▶ _Aim of the task_
Reproduce the entire listing word for word.

▶ _Exercise data_
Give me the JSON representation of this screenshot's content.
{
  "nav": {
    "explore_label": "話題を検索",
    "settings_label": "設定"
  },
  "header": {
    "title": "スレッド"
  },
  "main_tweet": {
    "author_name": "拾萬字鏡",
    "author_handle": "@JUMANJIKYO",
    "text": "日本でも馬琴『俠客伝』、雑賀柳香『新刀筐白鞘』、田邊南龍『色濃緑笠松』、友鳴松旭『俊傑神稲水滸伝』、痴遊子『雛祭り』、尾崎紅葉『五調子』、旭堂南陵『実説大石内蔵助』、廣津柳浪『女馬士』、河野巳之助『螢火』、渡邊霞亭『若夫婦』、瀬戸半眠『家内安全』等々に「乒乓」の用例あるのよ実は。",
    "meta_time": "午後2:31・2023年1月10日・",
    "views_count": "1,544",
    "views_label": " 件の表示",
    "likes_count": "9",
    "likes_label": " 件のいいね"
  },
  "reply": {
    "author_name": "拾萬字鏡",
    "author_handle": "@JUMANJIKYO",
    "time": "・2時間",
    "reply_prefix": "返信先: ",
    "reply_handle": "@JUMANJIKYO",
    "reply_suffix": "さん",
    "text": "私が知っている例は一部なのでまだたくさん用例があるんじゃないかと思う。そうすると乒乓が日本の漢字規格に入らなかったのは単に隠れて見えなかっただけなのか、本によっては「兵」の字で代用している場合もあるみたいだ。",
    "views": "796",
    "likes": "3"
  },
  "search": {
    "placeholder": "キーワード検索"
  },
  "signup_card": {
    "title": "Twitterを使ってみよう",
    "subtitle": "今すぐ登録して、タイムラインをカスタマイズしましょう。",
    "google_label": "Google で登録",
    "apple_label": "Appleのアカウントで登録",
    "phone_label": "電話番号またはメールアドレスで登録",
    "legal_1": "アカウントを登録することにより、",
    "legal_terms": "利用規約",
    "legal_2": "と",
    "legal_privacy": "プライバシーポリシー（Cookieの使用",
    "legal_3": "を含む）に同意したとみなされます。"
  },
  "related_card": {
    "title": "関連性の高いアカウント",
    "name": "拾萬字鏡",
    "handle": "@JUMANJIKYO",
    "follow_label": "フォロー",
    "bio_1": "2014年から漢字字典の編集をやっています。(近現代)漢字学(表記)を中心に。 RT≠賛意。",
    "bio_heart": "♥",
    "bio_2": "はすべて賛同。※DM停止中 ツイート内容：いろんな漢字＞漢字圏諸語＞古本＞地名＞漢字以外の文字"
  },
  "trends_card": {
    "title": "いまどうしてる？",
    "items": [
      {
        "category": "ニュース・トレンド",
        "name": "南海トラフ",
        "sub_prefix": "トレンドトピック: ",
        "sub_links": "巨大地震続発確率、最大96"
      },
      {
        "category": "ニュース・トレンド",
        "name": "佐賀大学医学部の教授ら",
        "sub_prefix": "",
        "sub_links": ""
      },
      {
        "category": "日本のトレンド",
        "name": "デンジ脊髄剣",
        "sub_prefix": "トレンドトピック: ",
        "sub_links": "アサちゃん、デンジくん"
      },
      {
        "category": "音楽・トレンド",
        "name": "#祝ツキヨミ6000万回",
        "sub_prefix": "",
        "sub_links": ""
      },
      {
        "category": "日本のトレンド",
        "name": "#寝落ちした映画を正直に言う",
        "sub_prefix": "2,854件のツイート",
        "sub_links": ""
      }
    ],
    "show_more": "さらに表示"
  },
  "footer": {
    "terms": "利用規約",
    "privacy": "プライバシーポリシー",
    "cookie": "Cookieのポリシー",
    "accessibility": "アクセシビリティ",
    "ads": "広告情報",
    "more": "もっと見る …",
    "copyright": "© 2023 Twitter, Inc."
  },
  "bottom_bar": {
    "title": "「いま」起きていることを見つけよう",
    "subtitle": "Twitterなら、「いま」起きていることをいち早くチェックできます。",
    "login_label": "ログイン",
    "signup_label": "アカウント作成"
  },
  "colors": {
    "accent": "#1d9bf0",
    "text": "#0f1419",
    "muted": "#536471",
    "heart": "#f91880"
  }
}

▶ _Answer for this exercise_
Give me the JSON representation of this screenshot's content.
{
  "nav": {
    "explore_label": "話題を検索",
    "settings_label": "設定"
  },
  "header": {
    "title": "スレッド"
  },
  "main_tweet": {
    "author_name": "拾萬字鏡",
    "author_handle": "@JUMANJIKYO",
    "text": "日本でも馬琴『俠客伝』、雑賀柳香『新刀筐白鞘』、田邊南龍『色濃緑笠松』、友鳴松旭『俊傑神稲水滸伝』、痴遊子『雛祭り』、尾崎紅葉『五調子』、旭堂南陵『実説大石内蔵助』、廣津柳浪『女馬士』、河野巳之助『螢火』、渡邊霞亭『若夫婦』、瀬戸半眠『家内安全』等々に「乒乓」の用例あるのよ実は。",
    "meta_time": "午後2:31・2023年1月10日・",
    "views_count": "1,544",
    "views_label": " 件の表示",
    "likes_count": "9",
    "likes_label": " 件のいいね"
  },
  "reply": {
    "author_name": "拾萬字鏡",
    "author_handle": "@JUMANJIKYO",
    "time": "・2時間",
    "reply_prefix": "返信先: ",
    "reply_handle": "@JUMANJIKYO",
    "reply_suffix": "さん",
    "text": "私が知っている例は一部なのでまだたくさん用例があるんじゃないかと思う。そうすると乒乓が日本の漢字規格に入らなかったのは単に隠れて見えなかっただけなのか、本によっては「兵」の字で代用している場合もあるみたいだ。",
    "views": "796",
    "likes": "3"
  },
  "search": {
    "placeholder": "キーワード検索"
  },
  "signup_card": {
    "title": "Twitterを使ってみよう",
    "subtitle": "今すぐ登録して、タイムラインをカスタマイズしましょう。",
    "google_label": "Google で登録",
    "apple_label": "Appleのアカウントで登録",
    "phone_label": "電話番号またはメールアドレスで登録",
    "legal_1": "アカウントを登録することにより、",
    "legal_terms": "利用規約",
    "legal_2": "と",
    "legal_privacy": "プライバシーポリシー（Cookieの使用",
    "legal_3": "を含む）に同意したとみなされます。"
  },
  "related_card": {
    "title": "関連性の高いアカウント",
    "name": "拾萬字鏡",
    "handle": "@JUMANJIKYO",
    "follow_label": "フォロー",
    "bio_1": "2014年から漢字字典の編集をやっています。(近現代)漢字学(表記)を中心に。 RT≠賛意。",
    "bio_heart": "♥",
    "bio_2": "はすべて賛同。※DM停止中 ツイート内容：いろんな漢字＞漢字圏諸語＞古本＞地名＞漢字以外の文字"
  },
  "trends_card": {
    "title": "いまどうしてる？",
    "items": [
      {
        "category": "ニュース・トレンド",
        "name": "南海トラフ",
        "sub_prefix": "トレンドトピック: ",
        "sub_links": "巨大地震続発確率、最大96"
      },
      {
        "category": "ニュース・トレンド",
        "name": "佐賀大学医学部の教授ら",
        "sub_prefix": "",
        "sub_links": ""
      },
      {
        "category": "日本のトレンド",
        "name": "デンジ脊髄剣",
        "sub_prefix": "トレンドトピック: ",
        "sub_links": "アサちゃん、デンジくん"
      },
      {
        "category": "音楽・トレンド",
        "name": "#祝ツキヨミ6000万回",
        "sub_prefix": "",
        "sub_links": ""
      },
      {
        "category": "日本のトレンド",
        "name": "#寝落ちした映画を正直に言う",
        "sub_prefix": "2,854件のツイート",
        "sub_links": ""
      }
    ],
    "show_more": "さらに表示"
  },
  "footer": {
    "terms": "利用規約",
    "privacy": "プライバシーポリシー",
    "cookie": "Cookieのポリシー",
    "accessibility": "アクセシビリティ",
    "ads": "広告情報",
    "more": "もっと見る …",
    "copyright": "© 2023 Twitter, Inc."
  },
  "bottom_bar": {
    "title": "「いま」起きていることを見つけよう",
    "subtitle": "Twitterなら、「いま」起きていることをいち早くチェックできます。",
    "login_label": "ログイン",
    "signup_label": "アカウント作成"
  },
  "colors": {
    "accent": "#1d9bf0",
    "text": "#0f1419",
    "muted": "#536471",
    "heart": "#f91880"
  }
}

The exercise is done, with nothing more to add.